# Records to process
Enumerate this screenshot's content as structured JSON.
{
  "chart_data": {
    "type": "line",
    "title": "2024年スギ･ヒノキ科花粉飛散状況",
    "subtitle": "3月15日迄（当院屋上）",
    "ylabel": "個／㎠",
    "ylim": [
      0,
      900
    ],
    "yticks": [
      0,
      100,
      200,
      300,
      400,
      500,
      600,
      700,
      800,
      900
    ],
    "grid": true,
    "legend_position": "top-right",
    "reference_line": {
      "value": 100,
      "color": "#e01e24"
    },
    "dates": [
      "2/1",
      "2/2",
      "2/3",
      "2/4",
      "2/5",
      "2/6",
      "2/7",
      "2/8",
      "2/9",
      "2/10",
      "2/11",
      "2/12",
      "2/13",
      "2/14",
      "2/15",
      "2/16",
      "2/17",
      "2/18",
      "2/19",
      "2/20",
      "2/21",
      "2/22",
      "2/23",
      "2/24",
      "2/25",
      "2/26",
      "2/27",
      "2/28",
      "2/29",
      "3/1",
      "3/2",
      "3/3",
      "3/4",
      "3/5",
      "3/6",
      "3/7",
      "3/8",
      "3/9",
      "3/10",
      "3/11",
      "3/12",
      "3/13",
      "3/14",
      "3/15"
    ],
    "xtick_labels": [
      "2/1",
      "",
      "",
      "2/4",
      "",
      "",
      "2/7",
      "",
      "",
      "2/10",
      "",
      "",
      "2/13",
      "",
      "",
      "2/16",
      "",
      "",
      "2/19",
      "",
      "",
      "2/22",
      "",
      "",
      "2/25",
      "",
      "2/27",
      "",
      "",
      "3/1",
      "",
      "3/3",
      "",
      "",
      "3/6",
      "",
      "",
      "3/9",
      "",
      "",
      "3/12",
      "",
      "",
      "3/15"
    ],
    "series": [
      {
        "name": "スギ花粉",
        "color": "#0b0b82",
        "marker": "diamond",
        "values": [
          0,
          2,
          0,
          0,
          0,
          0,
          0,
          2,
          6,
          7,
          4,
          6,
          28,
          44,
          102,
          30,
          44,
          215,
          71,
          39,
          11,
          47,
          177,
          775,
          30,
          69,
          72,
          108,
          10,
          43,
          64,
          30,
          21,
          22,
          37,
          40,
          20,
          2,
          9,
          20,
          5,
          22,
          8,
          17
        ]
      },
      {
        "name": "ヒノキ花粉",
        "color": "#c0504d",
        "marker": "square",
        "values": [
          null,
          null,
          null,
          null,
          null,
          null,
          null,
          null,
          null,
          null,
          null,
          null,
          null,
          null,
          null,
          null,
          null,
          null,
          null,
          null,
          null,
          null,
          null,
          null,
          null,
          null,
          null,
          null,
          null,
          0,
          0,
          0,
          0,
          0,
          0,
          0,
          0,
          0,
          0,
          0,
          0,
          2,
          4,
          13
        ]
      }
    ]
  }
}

# What this task involves
Return all of the entries exactly as written.

# Solution
Enumerate this screenshot's content as structured JSON.
{
  "chart_data": {
    "type": "line",
    "title": "2024年スギ･ヒノキ科花粉飛散状況",
    "subtitle": "3月15日迄（当院屋上）",
    "ylabel": "個／㎠",
    "ylim": [
      0,
      900
    ],
    "yticks": [
      0,
      100,
      200,
      300,
      400,
      500,
      600,
      700,
      800,
      900
    ],
    "grid": true,
    "legend_position": "top-right",
    "reference_line": {
      "value": 100,
      "color": "#e01e24"
    },
    "dates": [
      "2/1",
      "2/2",
      "2/3",
      "2/4",
      "2/5",
      "2/6",
      "2/7",
      "2/8",
      "2/9",
      "2/10",
      "2/11",
      "2/12",
      "2/13",
      "2/14",
      "2/15",
      "2/16",
      "2/17",
      "2/18",
      "2/19",
      "2/20",
      "2/21",
      "2/22",
      "2/23",
      "2/24",
      "2/25",
      "2/26",
      "2/27",
      "2/28",
      "2/29",
      "3/1",
      "3/2",
      "3/3",
      "3/4",
      "3/5",
      "3/6",
      "3/7",
      "3/8",
      "3/9",
      "3/10",
      "3/11",
      "3/12",
      "3/13",
      "3/14",
      "3/15"
    ],
    "xtick_labels": [
      "2/1",
      "",
      "",
      "2/4",
      "",
      "",
      "2/7",
      "",
      "",
      "2/10",
      "",
      "",
      "2/13",
      "",
      "",
      "2/16",
      "",
      "",
      "2/19",
      "",
      "",
      "2/22",
      "",
      "",
      "2/25",
      "",
      "2/27",
      "",
      "",
      "3/1",
      "",
      "3/3",
      "",
      "",
      "3/6",
      "",
      "",
      "3/9",
      "",
      "",
      "3/12",
      "",
      "",
      "3/15"
    ],
    "series": [
      {
        "name": "スギ花粉",
        "color": "#0b0b82",
        "marker": "diamond",
        "values": [
          0,
          2,
          0,
          0,
          0,
          0,
          0,
          2,
          6,
          7,
          4,
          6,
          28,
          44,
          102,
          30,
          44,
          215,
          71,
          39,
          11,
          47,
          177,
          775,
          30,
          69,
          72,
          108,
          10,
          43,
          64,
          30,
          21,
          22,
          37,
          40,
          20,
          2,
          9,
          20,
          5,
          22,
          8,
          17
        ]
      },
      {
        "name": "ヒノキ花粉",
        "color": "#c0504d",
        "marker": "square",
        "values": [
          null,
          null,
          null,
          null,
          null,
          null,
          null,
          null,
          null,
          null,
          null,
          null,
          null,
          null,
          null,
          null,
          null,
          null,
          null,
          null,
          null,
          null,
          null,
          null,
          null,
          null,
          null,
          null,
          null,
          0,
          0,
          0,
          0,
          0,
          0,
          0,
          0,
          0,
          0,
          0,
          0,
          2,
          4,
          13
        ]
      }
    ]
  }
}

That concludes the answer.